→ **Saved entries**
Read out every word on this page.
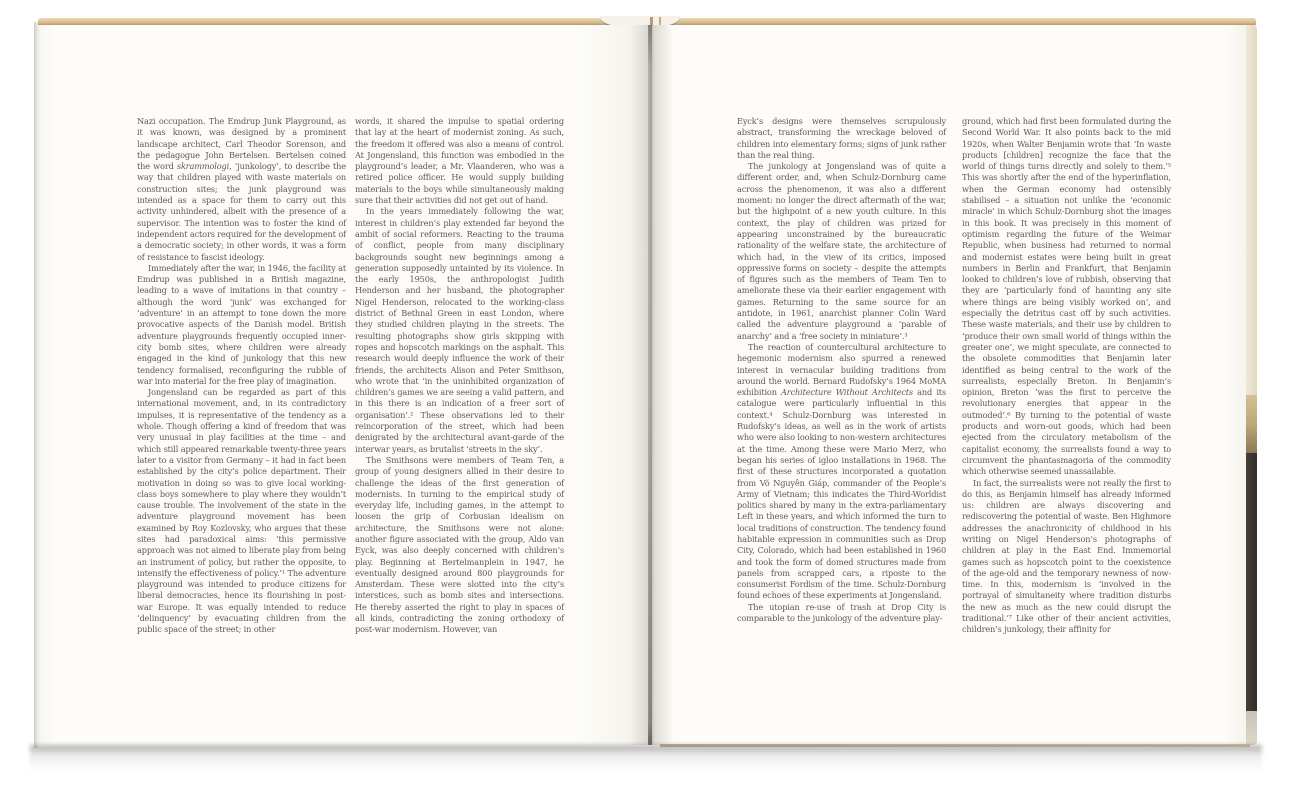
Nazi occupation. The Emdrup Junk Playground, as it was known, was designed by a prominent landscape architect, Carl Theodor Sorenson, and the pedagogue John Bertelsen. Bertelsen coined the word skrammologi, ‘junkology’, to describe the way that children played with waste materials on construction sites; the junk playground was intended as a space for them to carry out this activity unhindered, albeit with the presence of a supervisor. The intention was to foster the kind of independent actors required for the development of a democratic society; in other words, it was a form of resistance to fascist ideology.

Immediately after the war, in 1946, the facility at Emdrup was published in a British magazine, leading to a wave of imitations in that country – although the word ‘junk’ was exchanged for ‘adventure’ in an attempt to tone down the more provocative aspects of the Danish model. British adventure playgrounds frequently occupied inner-city bomb sites, where children were already engaged in the kind of junkology that this new tendency formalised, reconfiguring the rubble of war into material for the free play of imagination.

Jongensland can be regarded as part of this international movement, and, in its contradictory impulses, it is representative of the tendency as a whole. Though offering a kind of freedom that was very unusual in play facilities at the time – and which still appeared remarkable twenty-three years later to a visitor from Germany – it had in fact been established by the city’s police department. Their motivation in doing so was to give local working-class boys somewhere to play where they wouldn’t cause trouble. The involvement of the state in the adventure playground movement has been examined by Roy Kozlovsky, who argues that these sites had paradoxical aims: ‘this permissive approach was not aimed to liberate play from being an instrument of policy, but rather the opposite, to intensify the effectiveness of policy.’¹ The adventure playground was intended to produce citizens for liberal democracies, hence its flourishing in post-war Europe. It was equally intended to reduce ‘delinquency’ by evacuating children from the public space of the street; in other

words, it shared the impulse to spatial ordering that lay at the heart of modernist zoning. As such, the freedom it offered was also a means of control. At Jongensland, this function was embodied in the playground’s leader, a Mr. Vlaanderen, who was a retired police officer. He would supply building materials to the boys while simultaneously making sure that their activities did not get out of hand.

In the years immediately following the war, interest in children’s play extended far beyond the ambit of social reformers. Reacting to the trauma of conflict, people from many disciplinary backgrounds sought new beginnings among a generation supposedly untainted by its violence. In the early 1950s, the anthropologist Judith Henderson and her husband, the photographer Nigel Henderson, relocated to the working-class district of Bethnal Green in east London, where they studied children playing in the streets. The resulting photographs show girls skipping with ropes and hopscotch markings on the asphalt. This research would deeply influence the work of their friends, the architects Alison and Peter Smithson, who wrote that ‘in the uninhibited organization of children’s games we are seeing a valid pattern, and in this there is an indication of a freer sort of organisation’.² These observations led to their reincorporation of the street, which had been denigrated by the architectural avant-garde of the interwar years, as brutalist ‘streets in the sky’.

The Smithsons were members of Team Ten, a group of young designers allied in their desire to challenge the ideas of the first generation of modernists. In turning to the empirical study of everyday life, including games, in the attempt to loosen the grip of Corbusian idealism on architecture, the Smithsons were not alone: another figure associated with the group, Aldo van Eyck, was also deeply concerned with children’s play. Beginning at Bertelmanplein in 1947, he eventually designed around 800 playgrounds for Amsterdam. These were slotted into the city’s interstices, such as bomb sites and intersections. He thereby asserted the right to play in spaces of all kinds, contradicting the zoning orthodoxy of post-war modernism. However, van

Eyck’s designs were themselves scrupulously abstract, transforming the wreckage beloved of children into elementary forms; signs of junk rather than the real thing.

The junkology at Jongensland was of quite a different order, and, when Schulz-Dornburg came across the phenomenon, it was also a different moment: no longer the direct aftermath of the war, but the highpoint of a new youth culture. In this context, the play of children was prized for appearing unconstrained by the bureaucratic rationality of the welfare state, the architecture of which had, in the view of its critics, imposed oppressive forms on society – despite the attempts of figures such as the members of Team Ten to ameliorate these via their earlier engagement with games. Returning to the same source for an antidote, in 1961, anarchist planner Colin Ward called the adventure playground a ‘parable of anarchy’ and a ‘free society in miniature’.³

The reaction of countercultural architecture to hegemonic modernism also spurred a renewed interest in vernacular building traditions from around the world. Bernard Rudofsky’s 1964 MoMA exhibition Architecture Without Architects and its catalogue were particularly influential in this context.⁴ Schulz-Dornburg was interested in Rudofsky’s ideas, as well as in the work of artists who were also looking to non-western architectures at the time. Among these were Mario Merz, who began his series of igloo installations in 1968. The first of these structures incorporated a quotation from Võ Nguyên Giáp, commander of the People’s Army of Vietnam; this indicates the Third-Worldist politics shared by many in the extra-parliamentary Left in these years, and which informed the turn to local traditions of construction. The tendency found habitable expression in communities such as Drop City, Colorado, which had been established in 1960 and took the form of domed structures made from panels from scrapped cars, a riposte to the consumerist Fordism of the time. Schulz-Dornburg found echoes of these experiments at Jongensland.

The utopian re-use of trash at Drop City is comparable to the junkology of the adventure play-

ground, which had first been formulated during the Second World War. It also points back to the mid 1920s, when Walter Benjamin wrote that ‘In waste products [children] recognize the face that the world of things turns directly and solely to them.’⁵ This was shortly after the end of the hyperinflation, when the German economy had ostensibly stabilised – a situation not unlike the ‘economic miracle’ in which Schulz-Dornburg shot the images in this book. It was precisely in this moment of optimism regarding the future of the Weimar Republic, when business had returned to normal and modernist estates were being built in great numbers in Berlin and Frankfurt, that Benjamin looked to children’s love of rubbish, observing that they are ‘particularly fond of haunting any site where things are being visibly worked on’, and especially the detritus cast off by such activities. These waste materials, and their use by children to ‘produce their own small world of things within the greater one’, we might speculate, are connected to the obsolete commodities that Benjamin later identified as being central to the work of the surrealists, especially Breton. In Benjamin’s opinion, Breton ‘was the first to perceive the revolutionary energies that appear in the outmoded’.⁶ By turning to the potential of waste products and worn-out goods, which had been ejected from the circulatory metabolism of the capitalist economy, the surrealists found a way to circumvent the phantasmagoria of the commodity which otherwise seemed unassailable.

In fact, the surrealists were not really the first to do this, as Benjamin himself has already informed us: children are always discovering and rediscovering the potential of waste. Ben Highmore addresses the anachronicity of childhood in his writing on Nigel Henderson’s photographs of children at play in the East End. Immemorial games such as hopscotch point to the coexistence of the age-old and the temporary newness of now-time. In this, modernism is ‘involved in the portrayal of simultaneity where tradition disturbs the new as much as the new could disrupt the traditional.’⁷ Like other of their ancient activities, children’s junkology, their affinity for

→ **Work instructions**
Without the pictures, output the full listing exactly as it stands.

→ **Answer to the problem**
Read out every word on this page.
Nazi occupation. The Emdrup Junk Playground, as it was known, was designed by a prominent landscape architect, Carl Theodor Sorenson, and the pedagogue John Bertelsen. Bertelsen coined the word skrammologi, ‘junkology’, to describe the way that children played with waste materials on construction sites; the junk playground was intended as a space for them to carry out this activity unhindered, albeit with the presence of a supervisor. The intention was to foster the kind of independent actors required for the development of a democratic society; in other words, it was a form of resistance to fascist ideology.

Immediately after the war, in 1946, the facility at Emdrup was published in a British magazine, leading to a wave of imitations in that country – although the word ‘junk’ was exchanged for ‘adventure’ in an attempt to tone down the more provocative aspects of the Danish model. British adventure playgrounds frequently occupied inner-city bomb sites, where children were already engaged in the kind of junkology that this new tendency formalised, reconfiguring the rubble of war into material for the free play of imagination.

Jongensland can be regarded as part of this international movement, and, in its contradictory impulses, it is representative of the tendency as a whole. Though offering a kind of freedom that was very unusual in play facilities at the time – and which still appeared remarkable twenty-three years later to a visitor from Germany – it had in fact been established by the city’s police department. Their motivation in doing so was to give local working-class boys somewhere to play where they wouldn’t cause trouble. The involvement of the state in the adventure playground movement has been examined by Roy Kozlovsky, who argues that these sites had paradoxical aims: ‘this permissive approach was not aimed to liberate play from being an instrument of policy, but rather the opposite, to intensify the effectiveness of policy.’¹ The adventure playground was intended to produce citizens for liberal democracies, hence its flourishing in post-war Europe. It was equally intended to reduce ‘delinquency’ by evacuating children from the public space of the street; in other

words, it shared the impulse to spatial ordering that lay at the heart of modernist zoning. As such, the freedom it offered was also a means of control. At Jongensland, this function was embodied in the playground’s leader, a Mr. Vlaanderen, who was a retired police officer. He would supply building materials to the boys while simultaneously making sure that their activities did not get out of hand.

In the years immediately following the war, interest in children’s play extended far beyond the ambit of social reformers. Reacting to the trauma of conflict, people from many disciplinary backgrounds sought new beginnings among a generation supposedly untainted by its violence. In the early 1950s, the anthropologist Judith Henderson and her husband, the photographer Nigel Henderson, relocated to the working-class district of Bethnal Green in east London, where they studied children playing in the streets. The resulting photographs show girls skipping with ropes and hopscotch markings on the asphalt. This research would deeply influence the work of their friends, the architects Alison and Peter Smithson, who wrote that ‘in the uninhibited organization of children’s games we are seeing a valid pattern, and in this there is an indication of a freer sort of organisation’.² These observations led to their reincorporation of the street, which had been denigrated by the architectural avant-garde of the interwar years, as brutalist ‘streets in the sky’.

The Smithsons were members of Team Ten, a group of young designers allied in their desire to challenge the ideas of the first generation of modernists. In turning to the empirical study of everyday life, including games, in the attempt to loosen the grip of Corbusian idealism on architecture, the Smithsons were not alone: another figure associated with the group, Aldo van Eyck, was also deeply concerned with children’s play. Beginning at Bertelmanplein in 1947, he eventually designed around 800 playgrounds for Amsterdam. These were slotted into the city’s interstices, such as bomb sites and intersections. He thereby asserted the right to play in spaces of all kinds, contradicting the zoning orthodoxy of post-war modernism. However, van

Eyck’s designs were themselves scrupulously abstract, transforming the wreckage beloved of children into elementary forms; signs of junk rather than the real thing.

The junkology at Jongensland was of quite a different order, and, when Schulz-Dornburg came across the phenomenon, it was also a different moment: no longer the direct aftermath of the war, but the highpoint of a new youth culture. In this context, the play of children was prized for appearing unconstrained by the bureaucratic rationality of the welfare state, the architecture of which had, in the view of its critics, imposed oppressive forms on society – despite the attempts of figures such as the members of Team Ten to ameliorate these via their earlier engagement with games. Returning to the same source for an antidote, in 1961, anarchist planner Colin Ward called the adventure playground a ‘parable of anarchy’ and a ‘free society in miniature’.³

The reaction of countercultural architecture to hegemonic modernism also spurred a renewed interest in vernacular building traditions from around the world. Bernard Rudofsky’s 1964 MoMA exhibition Architecture Without Architects and its catalogue were particularly influential in this context.⁴ Schulz-Dornburg was interested in Rudofsky’s ideas, as well as in the work of artists who were also looking to non-western architectures at the time. Among these were Mario Merz, who began his series of igloo installations in 1968. The first of these structures incorporated a quotation from Võ Nguyên Giáp, commander of the People’s Army of Vietnam; this indicates the Third-Worldist politics shared by many in the extra-parliamentary Left in these years, and which informed the turn to local traditions of construction. The tendency found habitable expression in communities such as Drop City, Colorado, which had been established in 1960 and took the form of domed structures made from panels from scrapped cars, a riposte to the consumerist Fordism of the time. Schulz-Dornburg found echoes of these experiments at Jongensland.

The utopian re-use of trash at Drop City is comparable to the junkology of the adventure play-

ground, which had first been formulated during the Second World War. It also points back to the mid 1920s, when Walter Benjamin wrote that ‘In waste products [children] recognize the face that the world of things turns directly and solely to them.’⁵ This was shortly after the end of the hyperinflation, when the German economy had ostensibly stabilised – a situation not unlike the ‘economic miracle’ in which Schulz-Dornburg shot the images in this book. It was precisely in this moment of optimism regarding the future of the Weimar Republic, when business had returned to normal and modernist estates were being built in great numbers in Berlin and Frankfurt, that Benjamin looked to children’s love of rubbish, observing that they are ‘particularly fond of haunting any site where things are being visibly worked on’, and especially the detritus cast off by such activities. These waste materials, and their use by children to ‘produce their own small world of things within the greater one’, we might speculate, are connected to the obsolete commodities that Benjamin later identified as being central to the work of the surrealists, especially Breton. In Benjamin’s opinion, Breton ‘was the first to perceive the revolutionary energies that appear in the outmoded’.⁶ By turning to the potential of waste products and worn-out goods, which had been ejected from the circulatory metabolism of the capitalist economy, the surrealists found a way to circumvent the phantasmagoria of the commodity which otherwise seemed unassailable.

In fact, the surrealists were not really the first to do this, as Benjamin himself has already informed us: children are always discovering and rediscovering the potential of waste. Ben Highmore addresses the anachronicity of childhood in his writing on Nigel Henderson’s photographs of children at play in the East End. Immemorial games such as hopscotch point to the coexistence of the age-old and the temporary newness of now-time. In this, modernism is ‘involved in the portrayal of simultaneity where tradition disturbs the new as much as the new could disrupt the traditional.’⁷ Like other of their ancient activities, children’s junkology, their affinity for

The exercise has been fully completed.